[Start Raw data]
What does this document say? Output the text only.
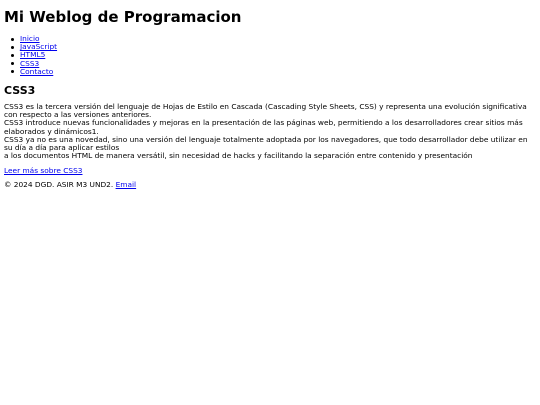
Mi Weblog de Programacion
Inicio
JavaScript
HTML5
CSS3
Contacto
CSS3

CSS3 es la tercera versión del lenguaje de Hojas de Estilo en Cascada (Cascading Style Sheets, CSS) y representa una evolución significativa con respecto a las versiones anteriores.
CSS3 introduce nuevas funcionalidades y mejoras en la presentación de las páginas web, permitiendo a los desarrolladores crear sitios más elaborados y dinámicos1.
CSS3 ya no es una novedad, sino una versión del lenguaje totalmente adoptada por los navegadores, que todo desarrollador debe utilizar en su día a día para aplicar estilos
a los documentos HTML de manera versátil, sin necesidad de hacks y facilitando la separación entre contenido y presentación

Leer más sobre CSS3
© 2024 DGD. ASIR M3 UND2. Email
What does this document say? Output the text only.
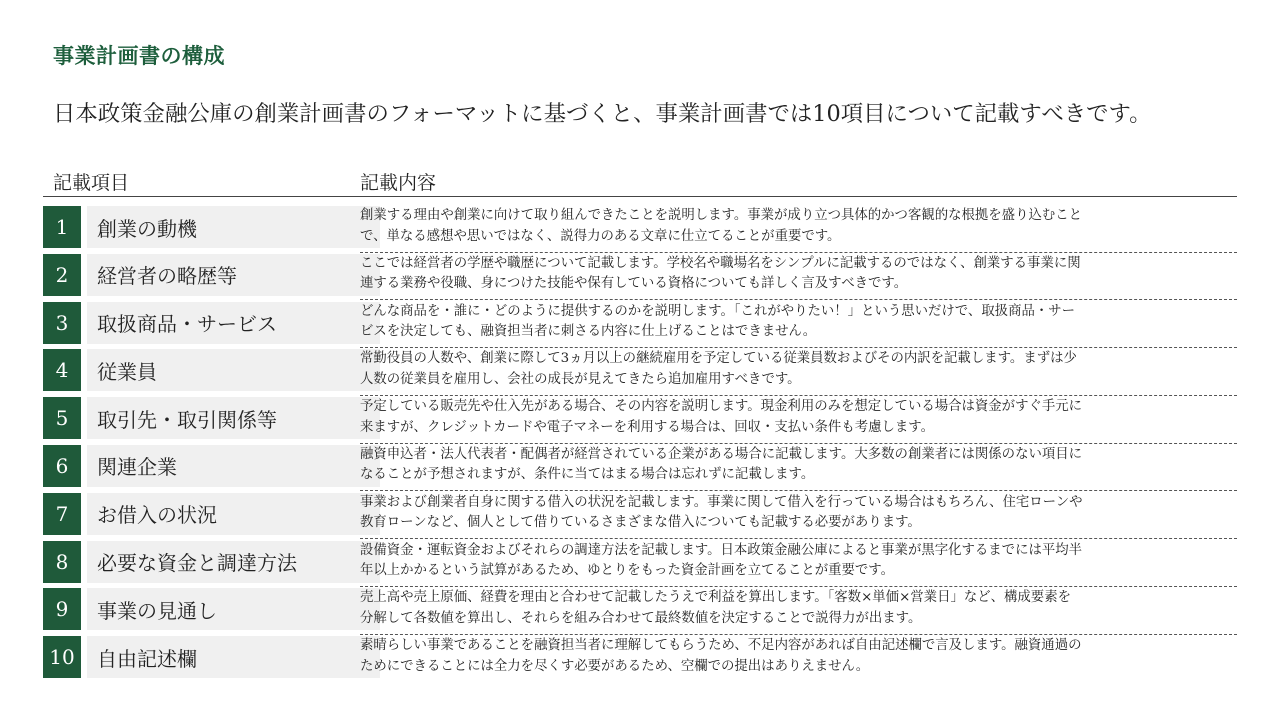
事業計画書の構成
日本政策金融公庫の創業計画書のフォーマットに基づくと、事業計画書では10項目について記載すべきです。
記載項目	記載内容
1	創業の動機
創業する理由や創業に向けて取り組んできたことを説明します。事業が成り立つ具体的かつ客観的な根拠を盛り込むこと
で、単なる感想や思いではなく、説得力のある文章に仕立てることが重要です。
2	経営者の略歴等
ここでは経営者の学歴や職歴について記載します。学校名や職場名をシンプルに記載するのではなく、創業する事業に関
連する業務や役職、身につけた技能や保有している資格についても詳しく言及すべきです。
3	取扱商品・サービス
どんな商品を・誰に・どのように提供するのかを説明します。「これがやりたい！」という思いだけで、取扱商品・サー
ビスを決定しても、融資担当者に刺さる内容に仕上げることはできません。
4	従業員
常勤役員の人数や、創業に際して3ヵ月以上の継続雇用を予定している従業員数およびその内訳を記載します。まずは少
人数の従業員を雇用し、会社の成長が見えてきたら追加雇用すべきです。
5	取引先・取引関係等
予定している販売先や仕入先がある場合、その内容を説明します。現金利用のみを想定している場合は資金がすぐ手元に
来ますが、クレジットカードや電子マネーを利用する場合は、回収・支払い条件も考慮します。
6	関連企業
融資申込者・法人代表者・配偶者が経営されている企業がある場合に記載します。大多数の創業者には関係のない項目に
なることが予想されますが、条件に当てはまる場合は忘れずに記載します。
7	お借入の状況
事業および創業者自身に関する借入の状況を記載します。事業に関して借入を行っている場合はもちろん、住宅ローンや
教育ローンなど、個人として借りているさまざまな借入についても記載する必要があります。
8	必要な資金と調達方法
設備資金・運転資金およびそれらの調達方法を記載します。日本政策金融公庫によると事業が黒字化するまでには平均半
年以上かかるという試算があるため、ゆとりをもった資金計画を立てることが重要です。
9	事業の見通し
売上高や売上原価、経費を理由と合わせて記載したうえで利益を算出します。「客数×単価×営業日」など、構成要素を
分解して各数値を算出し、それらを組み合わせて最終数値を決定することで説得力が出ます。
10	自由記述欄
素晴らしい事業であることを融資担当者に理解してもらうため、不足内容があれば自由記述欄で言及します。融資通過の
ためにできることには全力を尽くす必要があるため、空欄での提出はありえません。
[End Raw data]
* [Instructions to follow]: Are you able to set down all the lines above exactly, without any pictures?

* [Answer to this exercise]:
What does this document say? Output the text only.
Mi Weblog de Programacion
Inicio
JavaScript
HTML5
CSS3
Contacto
CSS3

CSS3 es la tercera versión del lenguaje de Hojas de Estilo en Cascada (Cascading Style Sheets, CSS) y representa una evolución significativa con respecto a las versiones anteriores.
CSS3 introduce nuevas funcionalidades y mejoras en la presentación de las páginas web, permitiendo a los desarrolladores crear sitios más elaborados y dinámicos1.
CSS3 ya no es una novedad, sino una versión del lenguaje totalmente adoptada por los navegadores, que todo desarrollador debe utilizar en su día a día para aplicar estilos
a los documentos HTML de manera versátil, sin necesidad de hacks y facilitando la separación entre contenido y presentación

Leer más sobre CSS3
© 2024 DGD. ASIR M3 UND2. Email
What does this document say? Output the text only.
事業計画書の構成
日本政策金融公庫の創業計画書のフォーマットに基づくと、事業計画書では10項目について記載すべきです。
記載項目	記載内容
1	創業の動機
創業する理由や創業に向けて取り組んできたことを説明します。事業が成り立つ具体的かつ客観的な根拠を盛り込むこと
で、単なる感想や思いではなく、説得力のある文章に仕立てることが重要です。
2	経営者の略歴等
ここでは経営者の学歴や職歴について記載します。学校名や職場名をシンプルに記載するのではなく、創業する事業に関
連する業務や役職、身につけた技能や保有している資格についても詳しく言及すべきです。
3	取扱商品・サービス
どんな商品を・誰に・どのように提供するのかを説明します。「これがやりたい！」という思いだけで、取扱商品・サー
ビスを決定しても、融資担当者に刺さる内容に仕上げることはできません。
4	従業員
常勤役員の人数や、創業に際して3ヵ月以上の継続雇用を予定している従業員数およびその内訳を記載します。まずは少
人数の従業員を雇用し、会社の成長が見えてきたら追加雇用すべきです。
5	取引先・取引関係等
予定している販売先や仕入先がある場合、その内容を説明します。現金利用のみを想定している場合は資金がすぐ手元に
来ますが、クレジットカードや電子マネーを利用する場合は、回収・支払い条件も考慮します。
6	関連企業
融資申込者・法人代表者・配偶者が経営されている企業がある場合に記載します。大多数の創業者には関係のない項目に
なることが予想されますが、条件に当てはまる場合は忘れずに記載します。
7	お借入の状況
事業および創業者自身に関する借入の状況を記載します。事業に関して借入を行っている場合はもちろん、住宅ローンや
教育ローンなど、個人として借りているさまざまな借入についても記載する必要があります。
8	必要な資金と調達方法
設備資金・運転資金およびそれらの調達方法を記載します。日本政策金融公庫によると事業が黒字化するまでには平均半
年以上かかるという試算があるため、ゆとりをもった資金計画を立てることが重要です。
9	事業の見通し
売上高や売上原価、経費を理由と合わせて記載したうえで利益を算出します。「客数×単価×営業日」など、構成要素を
分解して各数値を算出し、それらを組み合わせて最終数値を決定することで説得力が出ます。
10	自由記述欄
素晴らしい事業であることを融資担当者に理解してもらうため、不足内容があれば自由記述欄で言及します。融資通過の
ためにできることには全力を尽くす必要があるため、空欄での提出はありえません。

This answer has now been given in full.